TASK TO COMPLETE: Pick out the lines below that include the string "border".

TASK DATA:

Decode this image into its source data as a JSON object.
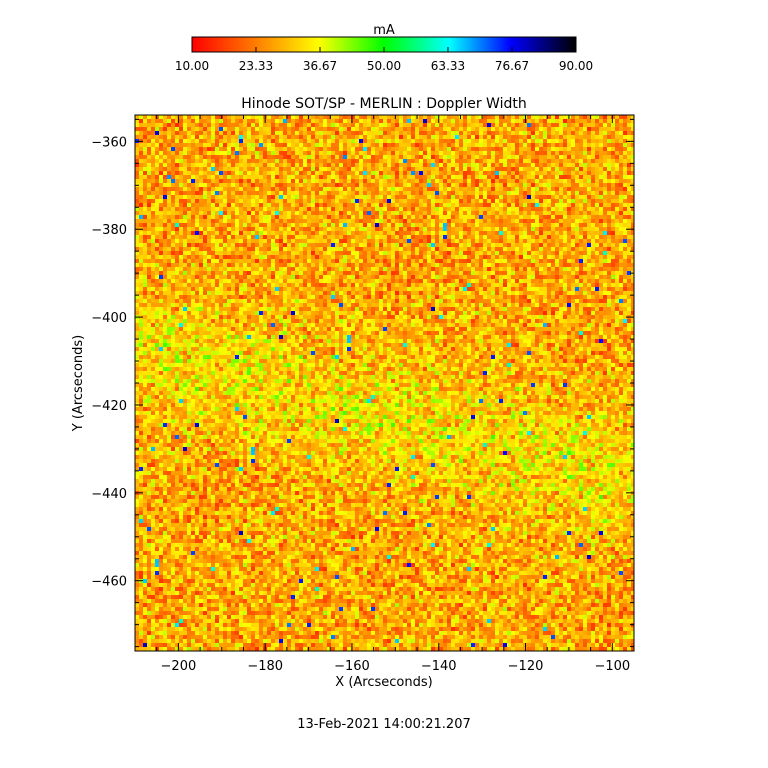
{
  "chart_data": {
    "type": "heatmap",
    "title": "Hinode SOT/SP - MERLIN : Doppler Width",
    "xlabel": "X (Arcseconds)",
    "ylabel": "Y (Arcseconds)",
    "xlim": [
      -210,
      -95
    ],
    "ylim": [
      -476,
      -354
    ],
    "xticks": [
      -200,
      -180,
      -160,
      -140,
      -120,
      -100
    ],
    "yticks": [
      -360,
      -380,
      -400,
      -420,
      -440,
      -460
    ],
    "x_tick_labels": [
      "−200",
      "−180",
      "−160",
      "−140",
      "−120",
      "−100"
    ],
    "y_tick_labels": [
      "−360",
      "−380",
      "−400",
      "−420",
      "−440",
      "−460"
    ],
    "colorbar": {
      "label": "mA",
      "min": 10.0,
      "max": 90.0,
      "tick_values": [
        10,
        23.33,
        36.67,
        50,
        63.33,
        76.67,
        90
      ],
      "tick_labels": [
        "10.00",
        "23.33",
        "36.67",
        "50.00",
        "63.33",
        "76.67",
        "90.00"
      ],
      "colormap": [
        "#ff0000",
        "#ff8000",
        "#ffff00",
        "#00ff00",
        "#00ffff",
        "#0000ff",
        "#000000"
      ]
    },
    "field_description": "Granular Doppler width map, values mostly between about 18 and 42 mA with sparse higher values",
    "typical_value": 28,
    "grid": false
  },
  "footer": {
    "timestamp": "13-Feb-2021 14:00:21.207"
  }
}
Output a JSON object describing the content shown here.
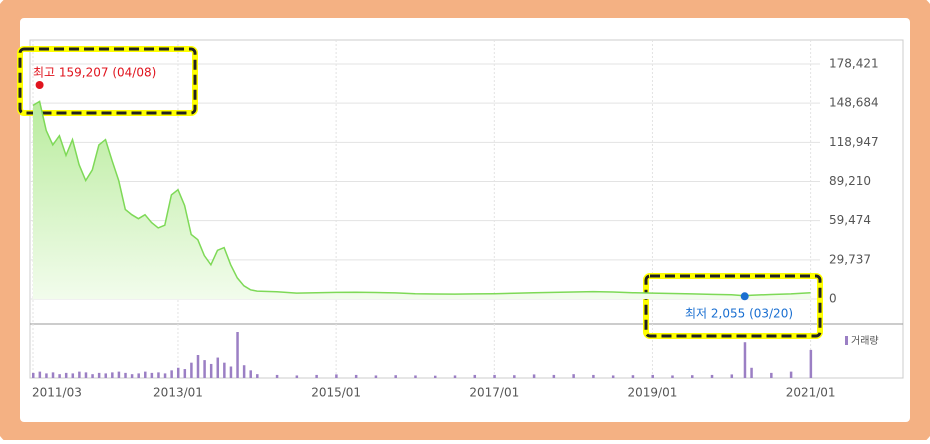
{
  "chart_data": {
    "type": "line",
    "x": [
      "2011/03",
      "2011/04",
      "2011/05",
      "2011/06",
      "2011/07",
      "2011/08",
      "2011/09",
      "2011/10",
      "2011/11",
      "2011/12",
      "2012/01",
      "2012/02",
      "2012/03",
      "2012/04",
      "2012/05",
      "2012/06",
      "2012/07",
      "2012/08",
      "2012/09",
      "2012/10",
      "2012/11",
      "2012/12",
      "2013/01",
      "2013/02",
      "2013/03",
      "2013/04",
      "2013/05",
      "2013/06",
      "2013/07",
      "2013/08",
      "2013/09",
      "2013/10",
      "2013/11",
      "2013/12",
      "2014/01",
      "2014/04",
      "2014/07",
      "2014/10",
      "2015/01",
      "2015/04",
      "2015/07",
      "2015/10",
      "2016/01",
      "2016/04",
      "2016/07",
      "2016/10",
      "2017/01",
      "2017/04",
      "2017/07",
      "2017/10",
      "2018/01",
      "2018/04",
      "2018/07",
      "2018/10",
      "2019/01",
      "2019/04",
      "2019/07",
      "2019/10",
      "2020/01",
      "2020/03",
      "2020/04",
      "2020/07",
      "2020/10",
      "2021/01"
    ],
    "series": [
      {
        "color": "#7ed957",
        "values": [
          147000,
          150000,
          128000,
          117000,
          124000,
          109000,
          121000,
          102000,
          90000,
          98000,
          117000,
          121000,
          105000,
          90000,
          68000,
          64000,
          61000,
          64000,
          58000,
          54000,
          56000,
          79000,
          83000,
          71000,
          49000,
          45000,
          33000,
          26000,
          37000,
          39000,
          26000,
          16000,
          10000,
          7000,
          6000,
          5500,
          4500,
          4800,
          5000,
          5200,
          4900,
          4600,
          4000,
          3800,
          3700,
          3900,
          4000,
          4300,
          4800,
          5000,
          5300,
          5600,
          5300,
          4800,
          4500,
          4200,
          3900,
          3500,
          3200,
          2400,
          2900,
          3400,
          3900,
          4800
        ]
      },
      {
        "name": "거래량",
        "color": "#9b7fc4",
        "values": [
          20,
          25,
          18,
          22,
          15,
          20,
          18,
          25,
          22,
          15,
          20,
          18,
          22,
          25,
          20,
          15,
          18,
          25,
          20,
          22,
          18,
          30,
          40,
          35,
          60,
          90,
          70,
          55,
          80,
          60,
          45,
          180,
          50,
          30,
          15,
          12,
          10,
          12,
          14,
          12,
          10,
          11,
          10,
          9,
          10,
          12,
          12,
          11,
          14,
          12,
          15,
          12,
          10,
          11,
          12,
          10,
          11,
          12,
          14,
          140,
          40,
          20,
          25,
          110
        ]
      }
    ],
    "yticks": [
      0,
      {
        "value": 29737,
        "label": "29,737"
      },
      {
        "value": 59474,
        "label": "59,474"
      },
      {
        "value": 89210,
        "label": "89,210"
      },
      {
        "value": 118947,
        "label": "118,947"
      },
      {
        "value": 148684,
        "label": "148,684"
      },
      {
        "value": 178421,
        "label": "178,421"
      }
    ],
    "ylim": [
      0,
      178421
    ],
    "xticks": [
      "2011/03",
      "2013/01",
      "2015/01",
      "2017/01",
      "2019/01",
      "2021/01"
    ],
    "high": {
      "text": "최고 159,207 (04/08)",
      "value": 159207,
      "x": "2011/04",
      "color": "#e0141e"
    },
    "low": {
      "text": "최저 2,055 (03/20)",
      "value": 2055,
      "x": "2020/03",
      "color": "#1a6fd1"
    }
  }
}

---

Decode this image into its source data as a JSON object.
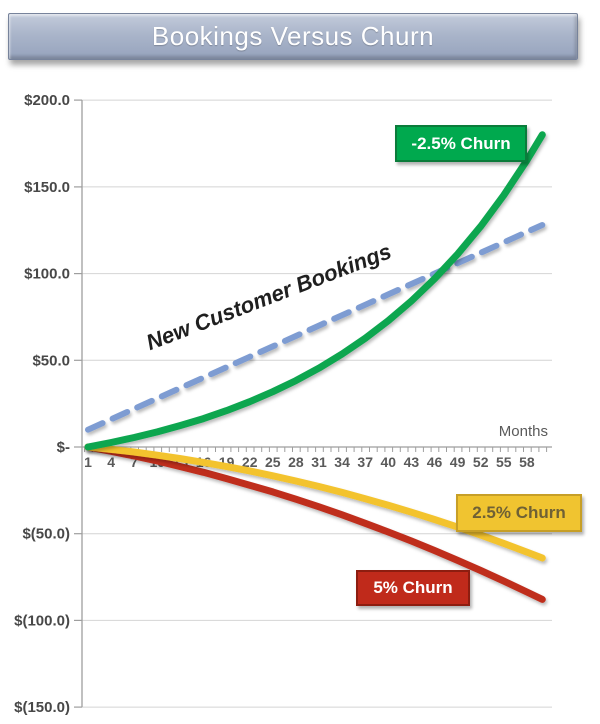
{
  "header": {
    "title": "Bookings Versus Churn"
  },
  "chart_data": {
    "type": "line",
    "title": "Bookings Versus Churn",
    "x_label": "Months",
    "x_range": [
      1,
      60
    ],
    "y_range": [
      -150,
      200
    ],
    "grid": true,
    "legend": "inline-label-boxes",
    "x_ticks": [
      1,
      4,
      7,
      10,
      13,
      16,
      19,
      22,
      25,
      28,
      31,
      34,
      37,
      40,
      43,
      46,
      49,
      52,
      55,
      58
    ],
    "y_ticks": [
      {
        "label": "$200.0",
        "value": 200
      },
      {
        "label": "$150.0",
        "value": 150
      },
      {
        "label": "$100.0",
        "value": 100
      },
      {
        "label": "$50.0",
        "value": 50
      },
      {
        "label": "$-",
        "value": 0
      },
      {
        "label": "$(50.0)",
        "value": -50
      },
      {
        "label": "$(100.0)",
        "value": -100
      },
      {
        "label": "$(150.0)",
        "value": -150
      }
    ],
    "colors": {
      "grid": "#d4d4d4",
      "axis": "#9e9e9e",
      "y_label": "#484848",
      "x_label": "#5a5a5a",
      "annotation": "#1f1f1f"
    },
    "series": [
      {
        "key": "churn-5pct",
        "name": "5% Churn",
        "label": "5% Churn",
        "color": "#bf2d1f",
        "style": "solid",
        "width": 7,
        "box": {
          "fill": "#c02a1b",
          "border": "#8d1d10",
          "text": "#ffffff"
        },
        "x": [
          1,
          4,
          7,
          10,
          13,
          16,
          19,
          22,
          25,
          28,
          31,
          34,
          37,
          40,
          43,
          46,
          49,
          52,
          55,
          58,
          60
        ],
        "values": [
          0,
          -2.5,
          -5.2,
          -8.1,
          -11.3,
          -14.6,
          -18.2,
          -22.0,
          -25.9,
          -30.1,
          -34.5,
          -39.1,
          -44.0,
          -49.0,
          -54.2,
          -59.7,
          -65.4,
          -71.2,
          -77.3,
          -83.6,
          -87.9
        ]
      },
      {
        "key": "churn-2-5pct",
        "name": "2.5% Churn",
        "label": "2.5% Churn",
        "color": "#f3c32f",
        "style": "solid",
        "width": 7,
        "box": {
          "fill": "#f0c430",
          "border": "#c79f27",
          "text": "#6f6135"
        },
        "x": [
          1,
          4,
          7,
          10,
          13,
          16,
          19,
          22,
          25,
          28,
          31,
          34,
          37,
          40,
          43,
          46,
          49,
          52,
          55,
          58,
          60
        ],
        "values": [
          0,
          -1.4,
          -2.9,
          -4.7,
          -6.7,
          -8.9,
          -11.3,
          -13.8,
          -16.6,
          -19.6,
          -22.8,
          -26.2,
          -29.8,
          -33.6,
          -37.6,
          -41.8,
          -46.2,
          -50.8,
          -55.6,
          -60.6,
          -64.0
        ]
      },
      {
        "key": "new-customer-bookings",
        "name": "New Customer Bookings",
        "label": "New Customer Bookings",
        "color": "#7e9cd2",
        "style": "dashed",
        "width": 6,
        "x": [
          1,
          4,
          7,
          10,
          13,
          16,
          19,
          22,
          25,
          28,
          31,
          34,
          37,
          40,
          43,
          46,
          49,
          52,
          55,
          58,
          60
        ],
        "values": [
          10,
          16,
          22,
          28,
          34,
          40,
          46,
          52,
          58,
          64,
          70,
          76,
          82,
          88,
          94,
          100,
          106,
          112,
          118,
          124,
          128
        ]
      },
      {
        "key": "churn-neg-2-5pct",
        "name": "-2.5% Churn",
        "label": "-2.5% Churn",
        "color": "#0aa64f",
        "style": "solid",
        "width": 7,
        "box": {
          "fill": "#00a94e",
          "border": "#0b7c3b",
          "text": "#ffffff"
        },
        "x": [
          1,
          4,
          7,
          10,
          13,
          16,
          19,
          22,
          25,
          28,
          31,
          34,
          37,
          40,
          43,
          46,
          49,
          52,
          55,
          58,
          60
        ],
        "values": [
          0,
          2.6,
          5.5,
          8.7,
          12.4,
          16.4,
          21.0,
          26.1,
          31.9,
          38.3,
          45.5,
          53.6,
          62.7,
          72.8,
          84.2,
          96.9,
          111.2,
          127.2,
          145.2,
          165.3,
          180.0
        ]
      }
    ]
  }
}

ANSWER FOR THE TASK:
          "border": "#8d1d10",
          "border": "#c79f27",
          "border": "#0b7c3b",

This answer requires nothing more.